■ **Problem statement**
Return every entry exactly.

[Start Data for the task]

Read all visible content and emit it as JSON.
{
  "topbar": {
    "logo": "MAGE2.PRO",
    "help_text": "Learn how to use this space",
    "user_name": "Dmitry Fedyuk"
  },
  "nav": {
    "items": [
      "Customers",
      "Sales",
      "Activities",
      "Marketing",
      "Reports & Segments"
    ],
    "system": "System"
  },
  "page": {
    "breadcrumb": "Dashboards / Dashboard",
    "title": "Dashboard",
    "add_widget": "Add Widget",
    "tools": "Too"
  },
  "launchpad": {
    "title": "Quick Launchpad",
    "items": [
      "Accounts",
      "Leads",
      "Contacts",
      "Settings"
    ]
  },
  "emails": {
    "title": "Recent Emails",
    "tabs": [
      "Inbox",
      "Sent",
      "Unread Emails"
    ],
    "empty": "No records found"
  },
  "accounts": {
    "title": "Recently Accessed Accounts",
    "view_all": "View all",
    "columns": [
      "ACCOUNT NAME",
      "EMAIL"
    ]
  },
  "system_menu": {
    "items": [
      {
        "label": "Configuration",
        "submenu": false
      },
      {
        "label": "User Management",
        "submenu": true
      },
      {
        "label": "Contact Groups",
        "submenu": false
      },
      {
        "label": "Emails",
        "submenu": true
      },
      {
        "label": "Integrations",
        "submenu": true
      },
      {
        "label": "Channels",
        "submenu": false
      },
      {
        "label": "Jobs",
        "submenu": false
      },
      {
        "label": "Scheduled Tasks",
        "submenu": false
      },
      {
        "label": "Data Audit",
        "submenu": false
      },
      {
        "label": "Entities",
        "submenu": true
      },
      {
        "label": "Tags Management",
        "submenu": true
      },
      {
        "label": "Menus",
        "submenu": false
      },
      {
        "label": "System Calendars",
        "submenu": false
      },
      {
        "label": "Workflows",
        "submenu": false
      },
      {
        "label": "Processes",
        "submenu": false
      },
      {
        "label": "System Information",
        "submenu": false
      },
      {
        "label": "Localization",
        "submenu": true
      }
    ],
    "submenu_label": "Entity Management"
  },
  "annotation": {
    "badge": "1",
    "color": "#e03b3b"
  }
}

[End Data for the task]

■ **Task answer**
Read all visible content and emit it as JSON.
{
  "topbar": {
    "logo": "MAGE2.PRO",
    "help_text": "Learn how to use this space",
    "user_name": "Dmitry Fedyuk"
  },
  "nav": {
    "items": [
      "Customers",
      "Sales",
      "Activities",
      "Marketing",
      "Reports & Segments"
    ],
    "system": "System"
  },
  "page": {
    "breadcrumb": "Dashboards / Dashboard",
    "title": "Dashboard",
    "add_widget": "Add Widget",
    "tools": "Too"
  },
  "launchpad": {
    "title": "Quick Launchpad",
    "items": [
      "Accounts",
      "Leads",
      "Contacts",
      "Settings"
    ]
  },
  "emails": {
    "title": "Recent Emails",
    "tabs": [
      "Inbox",
      "Sent",
      "Unread Emails"
    ],
    "empty": "No records found"
  },
  "accounts": {
    "title": "Recently Accessed Accounts",
    "view_all": "View all",
    "columns": [
      "ACCOUNT NAME",
      "EMAIL"
    ]
  },
  "system_menu": {
    "items": [
      {
        "label": "Configuration",
        "submenu": false
      },
      {
        "label": "User Management",
        "submenu": true
      },
      {
        "label": "Contact Groups",
        "submenu": false
      },
      {
        "label": "Emails",
        "submenu": true
      },
      {
        "label": "Integrations",
        "submenu": true
      },
      {
        "label": "Channels",
        "submenu": false
      },
      {
        "label": "Jobs",
        "submenu": false
      },
      {
        "label": "Scheduled Tasks",
        "submenu": false
      },
      {
        "label": "Data Audit",
        "submenu": false
      },
      {
        "label": "Entities",
        "submenu": true
      },
      {
        "label": "Tags Management",
        "submenu": true
      },
      {
        "label": "Menus",
        "submenu": false
      },
      {
        "label": "System Calendars",
        "submenu": false
      },
      {
        "label": "Workflows",
        "submenu": false
      },
      {
        "label": "Processes",
        "submenu": false
      },
      {
        "label": "System Information",
        "submenu": false
      },
      {
        "label": "Localization",
        "submenu": true
      }
    ],
    "submenu_label": "Entity Management"
  },
  "annotation": {
    "badge": "1",
    "color": "#e03b3b"
  }
}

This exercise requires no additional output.